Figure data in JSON
········

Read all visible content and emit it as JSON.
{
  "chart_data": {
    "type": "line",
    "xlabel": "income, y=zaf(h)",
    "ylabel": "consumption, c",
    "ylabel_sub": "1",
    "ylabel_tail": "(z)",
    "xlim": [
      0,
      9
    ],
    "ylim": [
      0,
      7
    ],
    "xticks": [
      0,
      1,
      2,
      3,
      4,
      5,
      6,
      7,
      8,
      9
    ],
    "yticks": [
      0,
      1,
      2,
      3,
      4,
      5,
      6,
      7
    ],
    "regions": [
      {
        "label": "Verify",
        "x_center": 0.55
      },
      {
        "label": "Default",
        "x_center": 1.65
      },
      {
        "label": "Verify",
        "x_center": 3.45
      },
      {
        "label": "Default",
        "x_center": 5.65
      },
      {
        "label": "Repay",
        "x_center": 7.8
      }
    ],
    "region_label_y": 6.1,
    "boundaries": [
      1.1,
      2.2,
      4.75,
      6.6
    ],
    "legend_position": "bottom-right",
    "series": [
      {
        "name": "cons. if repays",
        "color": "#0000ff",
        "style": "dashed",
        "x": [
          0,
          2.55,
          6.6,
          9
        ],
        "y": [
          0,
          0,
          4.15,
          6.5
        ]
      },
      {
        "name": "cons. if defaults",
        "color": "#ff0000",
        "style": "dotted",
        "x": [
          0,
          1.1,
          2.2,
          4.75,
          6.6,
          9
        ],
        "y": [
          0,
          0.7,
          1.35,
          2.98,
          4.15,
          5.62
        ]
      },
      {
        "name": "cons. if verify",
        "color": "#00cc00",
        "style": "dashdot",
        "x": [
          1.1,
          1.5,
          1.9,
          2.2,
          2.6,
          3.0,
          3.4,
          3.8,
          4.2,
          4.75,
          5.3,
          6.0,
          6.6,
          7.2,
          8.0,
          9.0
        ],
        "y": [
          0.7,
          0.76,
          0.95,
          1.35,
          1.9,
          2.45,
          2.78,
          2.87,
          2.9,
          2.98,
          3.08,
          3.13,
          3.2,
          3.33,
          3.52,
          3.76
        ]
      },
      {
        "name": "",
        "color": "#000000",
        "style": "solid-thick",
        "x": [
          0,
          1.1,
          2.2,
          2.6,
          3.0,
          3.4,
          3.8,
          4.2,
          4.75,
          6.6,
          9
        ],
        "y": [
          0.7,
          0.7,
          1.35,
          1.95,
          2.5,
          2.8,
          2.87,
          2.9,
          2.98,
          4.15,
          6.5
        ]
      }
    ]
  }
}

········

Pull out all lines of the data with the string "name".

        "name": "cons. if repays",
        "name": "cons. if defaults",
        "name": "cons. if verify",
        "name": "",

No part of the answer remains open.